++++ Given records ++++

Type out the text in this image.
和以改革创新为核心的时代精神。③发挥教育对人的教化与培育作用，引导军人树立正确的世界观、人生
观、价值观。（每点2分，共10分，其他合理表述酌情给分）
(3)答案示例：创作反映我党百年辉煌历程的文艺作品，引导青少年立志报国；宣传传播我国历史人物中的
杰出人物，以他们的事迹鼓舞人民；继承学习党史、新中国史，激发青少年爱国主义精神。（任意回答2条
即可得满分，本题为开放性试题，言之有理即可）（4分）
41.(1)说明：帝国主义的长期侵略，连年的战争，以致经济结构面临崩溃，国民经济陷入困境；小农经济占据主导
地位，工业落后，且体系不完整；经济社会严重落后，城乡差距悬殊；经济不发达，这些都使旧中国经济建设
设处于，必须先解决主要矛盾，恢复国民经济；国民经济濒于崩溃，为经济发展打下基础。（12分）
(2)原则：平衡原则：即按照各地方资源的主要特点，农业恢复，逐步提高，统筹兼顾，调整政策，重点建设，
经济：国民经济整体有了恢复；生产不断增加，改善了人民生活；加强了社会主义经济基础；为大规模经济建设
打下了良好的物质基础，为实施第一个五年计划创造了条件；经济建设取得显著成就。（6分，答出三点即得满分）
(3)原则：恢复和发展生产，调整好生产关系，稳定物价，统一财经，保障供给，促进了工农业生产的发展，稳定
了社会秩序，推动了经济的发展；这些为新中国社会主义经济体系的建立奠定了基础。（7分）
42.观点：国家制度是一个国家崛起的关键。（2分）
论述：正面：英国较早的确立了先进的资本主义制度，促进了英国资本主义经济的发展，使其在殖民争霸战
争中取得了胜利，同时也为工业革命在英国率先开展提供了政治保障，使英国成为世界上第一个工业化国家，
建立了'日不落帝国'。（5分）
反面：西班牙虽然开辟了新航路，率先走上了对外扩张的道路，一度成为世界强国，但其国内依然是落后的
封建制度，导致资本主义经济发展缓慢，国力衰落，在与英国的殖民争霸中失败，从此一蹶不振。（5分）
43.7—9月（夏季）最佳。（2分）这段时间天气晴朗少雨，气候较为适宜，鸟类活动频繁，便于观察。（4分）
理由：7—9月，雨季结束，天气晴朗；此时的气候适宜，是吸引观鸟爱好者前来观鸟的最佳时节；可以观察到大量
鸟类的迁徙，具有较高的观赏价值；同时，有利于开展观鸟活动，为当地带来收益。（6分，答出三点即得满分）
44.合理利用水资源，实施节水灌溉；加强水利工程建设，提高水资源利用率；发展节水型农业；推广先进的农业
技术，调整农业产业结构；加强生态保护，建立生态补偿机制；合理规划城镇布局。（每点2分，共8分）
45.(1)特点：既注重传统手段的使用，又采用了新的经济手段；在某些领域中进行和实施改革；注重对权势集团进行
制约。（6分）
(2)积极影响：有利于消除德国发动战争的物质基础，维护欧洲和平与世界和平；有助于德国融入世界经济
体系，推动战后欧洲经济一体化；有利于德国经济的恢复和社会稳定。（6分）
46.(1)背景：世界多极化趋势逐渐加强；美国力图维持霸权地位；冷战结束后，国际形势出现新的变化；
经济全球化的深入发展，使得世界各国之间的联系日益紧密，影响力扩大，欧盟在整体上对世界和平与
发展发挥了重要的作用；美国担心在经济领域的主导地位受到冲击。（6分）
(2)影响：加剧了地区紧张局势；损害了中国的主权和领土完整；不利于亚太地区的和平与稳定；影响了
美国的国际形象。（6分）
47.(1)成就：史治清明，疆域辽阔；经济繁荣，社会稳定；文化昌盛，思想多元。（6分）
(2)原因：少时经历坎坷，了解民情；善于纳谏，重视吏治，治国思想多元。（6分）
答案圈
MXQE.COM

++++

§ **Stated goal**
Search the records for the word "答出三点即得满分", then list every line that has it.

§ **Solved problem**
打下了良好的物质基础，为实施第一个五年计划创造了条件；经济建设取得显著成就。（6分，答出三点即得满分）
鸟类的迁徙，具有较高的观赏价值；同时，有利于开展观鸟活动，为当地带来收益。（6分，答出三点即得满分）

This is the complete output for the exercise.